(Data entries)
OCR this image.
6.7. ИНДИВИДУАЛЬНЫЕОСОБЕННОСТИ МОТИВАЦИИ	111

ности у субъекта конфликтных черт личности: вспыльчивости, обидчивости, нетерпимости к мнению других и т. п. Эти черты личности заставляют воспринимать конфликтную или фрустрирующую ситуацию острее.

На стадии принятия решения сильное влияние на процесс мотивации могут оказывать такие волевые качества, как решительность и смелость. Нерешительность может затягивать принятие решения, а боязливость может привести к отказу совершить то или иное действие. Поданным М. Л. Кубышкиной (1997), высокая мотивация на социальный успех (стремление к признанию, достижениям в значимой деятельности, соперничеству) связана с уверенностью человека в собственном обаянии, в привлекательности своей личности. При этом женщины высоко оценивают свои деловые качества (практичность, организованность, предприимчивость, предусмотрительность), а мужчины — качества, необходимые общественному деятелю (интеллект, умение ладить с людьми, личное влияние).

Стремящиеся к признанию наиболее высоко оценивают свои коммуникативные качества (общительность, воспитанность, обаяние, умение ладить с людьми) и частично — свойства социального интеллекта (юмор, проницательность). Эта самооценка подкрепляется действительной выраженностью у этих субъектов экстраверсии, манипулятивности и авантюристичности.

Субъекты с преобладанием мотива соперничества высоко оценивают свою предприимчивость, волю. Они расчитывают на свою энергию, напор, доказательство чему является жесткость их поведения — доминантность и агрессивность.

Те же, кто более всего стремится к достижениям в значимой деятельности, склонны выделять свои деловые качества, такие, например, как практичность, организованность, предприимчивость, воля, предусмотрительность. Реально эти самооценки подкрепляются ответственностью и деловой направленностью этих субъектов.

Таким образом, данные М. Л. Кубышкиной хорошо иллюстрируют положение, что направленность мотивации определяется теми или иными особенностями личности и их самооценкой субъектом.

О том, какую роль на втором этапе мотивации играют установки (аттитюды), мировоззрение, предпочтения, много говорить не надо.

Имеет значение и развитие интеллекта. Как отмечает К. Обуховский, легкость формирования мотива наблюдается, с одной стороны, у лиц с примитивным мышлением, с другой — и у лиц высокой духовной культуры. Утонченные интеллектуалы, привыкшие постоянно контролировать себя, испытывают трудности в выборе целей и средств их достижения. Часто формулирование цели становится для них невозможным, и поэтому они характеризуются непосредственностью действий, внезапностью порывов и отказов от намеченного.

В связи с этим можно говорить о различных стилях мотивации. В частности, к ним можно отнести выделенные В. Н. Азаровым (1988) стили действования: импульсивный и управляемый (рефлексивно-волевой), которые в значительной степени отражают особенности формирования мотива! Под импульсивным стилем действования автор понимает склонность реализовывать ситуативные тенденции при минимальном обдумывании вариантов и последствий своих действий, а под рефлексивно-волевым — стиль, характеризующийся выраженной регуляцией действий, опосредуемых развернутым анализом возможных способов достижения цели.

### WHAT YOU WILL DO
Show each line in the entries that holds the string "деловые".

### OUTPUT FOR THIS EXERCISE
На стадии принятия решения сильное влияние на процесс мотивации могут оказывать такие волевые качества, как решительность и смелость. Нерешительность может затягивать принятие решения, а боязливость может привести к отказу совершить то или иное действие. Поданным М. Л. Кубышкиной (1997), высокая мотивация на социальный успех (стремление к признанию, достижениям в значимой деятельности, соперничеству) связана с уверенностью человека в собственном обаянии, в привлекательности своей личности. При этом женщины высоко оценивают свои деловые качества (практичность, организованность, предприимчивость, предусмотрительность), а мужчины — качества, необходимые общественному деятелю (интеллект, умение ладить с людьми, личное влияние).
Те же, кто более всего стремится к достижениям в значимой деятельности, склонны выделять свои деловые качества, такие, например, как практичность, организованность, предприимчивость, воля, предусмотрительность. Реально эти самооценки подкрепляются ответственностью и деловой направленностью этих субъектов.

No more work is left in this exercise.